§ GIVEN PROBLEM: The entries below are to be written out again without alteration.

++++ PROVIDED ENTRIES ++++

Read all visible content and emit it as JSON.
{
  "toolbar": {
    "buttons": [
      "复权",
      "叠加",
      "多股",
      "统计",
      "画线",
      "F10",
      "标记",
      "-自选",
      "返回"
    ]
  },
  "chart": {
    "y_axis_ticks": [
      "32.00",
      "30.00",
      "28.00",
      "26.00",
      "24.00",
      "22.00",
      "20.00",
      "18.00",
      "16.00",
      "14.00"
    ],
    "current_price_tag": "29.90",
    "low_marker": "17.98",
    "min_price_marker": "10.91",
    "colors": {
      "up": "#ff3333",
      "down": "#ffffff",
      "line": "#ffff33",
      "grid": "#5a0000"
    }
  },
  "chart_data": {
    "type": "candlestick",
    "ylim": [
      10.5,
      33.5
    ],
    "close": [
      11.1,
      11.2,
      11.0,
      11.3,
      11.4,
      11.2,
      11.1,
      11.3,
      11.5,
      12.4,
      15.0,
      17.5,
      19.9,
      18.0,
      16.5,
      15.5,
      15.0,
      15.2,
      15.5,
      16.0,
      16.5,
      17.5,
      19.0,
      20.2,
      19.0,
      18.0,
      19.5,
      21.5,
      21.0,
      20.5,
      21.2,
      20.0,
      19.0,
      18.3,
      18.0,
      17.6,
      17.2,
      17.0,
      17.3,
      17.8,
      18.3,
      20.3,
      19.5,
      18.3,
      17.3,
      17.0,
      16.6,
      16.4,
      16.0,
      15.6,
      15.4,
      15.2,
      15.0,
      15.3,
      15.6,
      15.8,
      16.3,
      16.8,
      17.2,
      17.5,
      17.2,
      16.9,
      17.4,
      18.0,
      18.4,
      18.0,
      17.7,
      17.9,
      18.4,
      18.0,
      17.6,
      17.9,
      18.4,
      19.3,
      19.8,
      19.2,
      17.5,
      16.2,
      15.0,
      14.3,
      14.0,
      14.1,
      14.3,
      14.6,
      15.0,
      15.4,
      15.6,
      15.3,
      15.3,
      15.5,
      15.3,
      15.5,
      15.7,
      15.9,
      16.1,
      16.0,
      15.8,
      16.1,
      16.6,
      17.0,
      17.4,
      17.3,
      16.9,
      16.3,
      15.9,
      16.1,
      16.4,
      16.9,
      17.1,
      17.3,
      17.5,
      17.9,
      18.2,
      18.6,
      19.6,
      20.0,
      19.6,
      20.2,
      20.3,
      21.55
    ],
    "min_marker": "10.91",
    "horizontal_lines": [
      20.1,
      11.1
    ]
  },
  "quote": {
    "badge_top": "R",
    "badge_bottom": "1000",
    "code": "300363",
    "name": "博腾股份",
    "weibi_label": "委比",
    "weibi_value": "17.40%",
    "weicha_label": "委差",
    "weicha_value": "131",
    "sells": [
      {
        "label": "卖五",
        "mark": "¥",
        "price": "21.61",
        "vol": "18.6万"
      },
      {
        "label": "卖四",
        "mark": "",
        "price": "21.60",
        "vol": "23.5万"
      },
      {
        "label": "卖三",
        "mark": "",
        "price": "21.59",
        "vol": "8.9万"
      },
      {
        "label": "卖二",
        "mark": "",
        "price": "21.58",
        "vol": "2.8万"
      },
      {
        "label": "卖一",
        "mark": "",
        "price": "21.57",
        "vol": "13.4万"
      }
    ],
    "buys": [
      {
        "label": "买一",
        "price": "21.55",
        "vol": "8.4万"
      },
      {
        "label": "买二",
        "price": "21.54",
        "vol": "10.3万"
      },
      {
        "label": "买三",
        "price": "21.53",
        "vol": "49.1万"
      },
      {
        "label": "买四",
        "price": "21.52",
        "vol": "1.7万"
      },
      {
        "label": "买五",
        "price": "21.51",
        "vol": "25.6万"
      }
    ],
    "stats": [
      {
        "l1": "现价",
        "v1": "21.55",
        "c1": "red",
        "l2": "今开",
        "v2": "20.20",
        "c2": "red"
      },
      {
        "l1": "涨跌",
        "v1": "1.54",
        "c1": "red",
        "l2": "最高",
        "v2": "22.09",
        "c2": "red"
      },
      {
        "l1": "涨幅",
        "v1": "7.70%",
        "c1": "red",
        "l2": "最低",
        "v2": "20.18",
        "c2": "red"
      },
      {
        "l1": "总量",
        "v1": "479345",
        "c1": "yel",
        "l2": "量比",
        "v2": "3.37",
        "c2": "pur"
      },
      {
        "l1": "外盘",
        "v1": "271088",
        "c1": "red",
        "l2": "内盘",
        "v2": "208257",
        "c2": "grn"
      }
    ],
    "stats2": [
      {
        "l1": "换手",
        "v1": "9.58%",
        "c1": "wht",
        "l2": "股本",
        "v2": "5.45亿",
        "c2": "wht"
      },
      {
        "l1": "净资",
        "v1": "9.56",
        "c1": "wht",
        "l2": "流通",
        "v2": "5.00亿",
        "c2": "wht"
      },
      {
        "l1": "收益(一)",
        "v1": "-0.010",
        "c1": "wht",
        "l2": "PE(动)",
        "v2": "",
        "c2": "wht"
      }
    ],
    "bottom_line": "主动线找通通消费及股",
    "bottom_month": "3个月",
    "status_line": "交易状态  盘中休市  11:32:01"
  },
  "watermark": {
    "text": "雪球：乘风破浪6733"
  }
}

++++

§ TASK OUTPUT:
Read all visible content and emit it as JSON.
{
  "toolbar": {
    "buttons": [
      "复权",
      "叠加",
      "多股",
      "统计",
      "画线",
      "F10",
      "标记",
      "-自选",
      "返回"
    ]
  },
  "chart": {
    "y_axis_ticks": [
      "32.00",
      "30.00",
      "28.00",
      "26.00",
      "24.00",
      "22.00",
      "20.00",
      "18.00",
      "16.00",
      "14.00"
    ],
    "current_price_tag": "29.90",
    "low_marker": "17.98",
    "min_price_marker": "10.91",
    "colors": {
      "up": "#ff3333",
      "down": "#ffffff",
      "line": "#ffff33",
      "grid": "#5a0000"
    }
  },
  "chart_data": {
    "type": "candlestick",
    "ylim": [
      10.5,
      33.5
    ],
    "close": [
      11.1,
      11.2,
      11.0,
      11.3,
      11.4,
      11.2,
      11.1,
      11.3,
      11.5,
      12.4,
      15.0,
      17.5,
      19.9,
      18.0,
      16.5,
      15.5,
      15.0,
      15.2,
      15.5,
      16.0,
      16.5,
      17.5,
      19.0,
      20.2,
      19.0,
      18.0,
      19.5,
      21.5,
      21.0,
      20.5,
      21.2,
      20.0,
      19.0,
      18.3,
      18.0,
      17.6,
      17.2,
      17.0,
      17.3,
      17.8,
      18.3,
      20.3,
      19.5,
      18.3,
      17.3,
      17.0,
      16.6,
      16.4,
      16.0,
      15.6,
      15.4,
      15.2,
      15.0,
      15.3,
      15.6,
      15.8,
      16.3,
      16.8,
      17.2,
      17.5,
      17.2,
      16.9,
      17.4,
      18.0,
      18.4,
      18.0,
      17.7,
      17.9,
      18.4,
      18.0,
      17.6,
      17.9,
      18.4,
      19.3,
      19.8,
      19.2,
      17.5,
      16.2,
      15.0,
      14.3,
      14.0,
      14.1,
      14.3,
      14.6,
      15.0,
      15.4,
      15.6,
      15.3,
      15.3,
      15.5,
      15.3,
      15.5,
      15.7,
      15.9,
      16.1,
      16.0,
      15.8,
      16.1,
      16.6,
      17.0,
      17.4,
      17.3,
      16.9,
      16.3,
      15.9,
      16.1,
      16.4,
      16.9,
      17.1,
      17.3,
      17.5,
      17.9,
      18.2,
      18.6,
      19.6,
      20.0,
      19.6,
      20.2,
      20.3,
      21.55
    ],
    "min_marker": "10.91",
    "horizontal_lines": [
      20.1,
      11.1
    ]
  },
  "quote": {
    "badge_top": "R",
    "badge_bottom": "1000",
    "code": "300363",
    "name": "博腾股份",
    "weibi_label": "委比",
    "weibi_value": "17.40%",
    "weicha_label": "委差",
    "weicha_value": "131",
    "sells": [
      {
        "label": "卖五",
        "mark": "¥",
        "price": "21.61",
        "vol": "18.6万"
      },
      {
        "label": "卖四",
        "mark": "",
        "price": "21.60",
        "vol": "23.5万"
      },
      {
        "label": "卖三",
        "mark": "",
        "price": "21.59",
        "vol": "8.9万"
      },
      {
        "label": "卖二",
        "mark": "",
        "price": "21.58",
        "vol": "2.8万"
      },
      {
        "label": "卖一",
        "mark": "",
        "price": "21.57",
        "vol": "13.4万"
      }
    ],
    "buys": [
      {
        "label": "买一",
        "price": "21.55",
        "vol": "8.4万"
      },
      {
        "label": "买二",
        "price": "21.54",
        "vol": "10.3万"
      },
      {
        "label": "买三",
        "price": "21.53",
        "vol": "49.1万"
      },
      {
        "label": "买四",
        "price": "21.52",
        "vol": "1.7万"
      },
      {
        "label": "买五",
        "price": "21.51",
        "vol": "25.6万"
      }
    ],
    "stats": [
      {
        "l1": "现价",
        "v1": "21.55",
        "c1": "red",
        "l2": "今开",
        "v2": "20.20",
        "c2": "red"
      },
      {
        "l1": "涨跌",
        "v1": "1.54",
        "c1": "red",
        "l2": "最高",
        "v2": "22.09",
        "c2": "red"
      },
      {
        "l1": "涨幅",
        "v1": "7.70%",
        "c1": "red",
        "l2": "最低",
        "v2": "20.18",
        "c2": "red"
      },
      {
        "l1": "总量",
        "v1": "479345",
        "c1": "yel",
        "l2": "量比",
        "v2": "3.37",
        "c2": "pur"
      },
      {
        "l1": "外盘",
        "v1": "271088",
        "c1": "red",
        "l2": "内盘",
        "v2": "208257",
        "c2": "grn"
      }
    ],
    "stats2": [
      {
        "l1": "换手",
        "v1": "9.58%",
        "c1": "wht",
        "l2": "股本",
        "v2": "5.45亿",
        "c2": "wht"
      },
      {
        "l1": "净资",
        "v1": "9.56",
        "c1": "wht",
        "l2": "流通",
        "v2": "5.00亿",
        "c2": "wht"
      },
      {
        "l1": "收益(一)",
        "v1": "-0.010",
        "c1": "wht",
        "l2": "PE(动)",
        "v2": "",
        "c2": "wht"
      }
    ],
    "bottom_line": "主动线找通通消费及股",
    "bottom_month": "3个月",
    "status_line": "交易状态  盘中休市  11:32:01"
  },
  "watermark": {
    "text": "雪球：乘风破浪6733"
  }
}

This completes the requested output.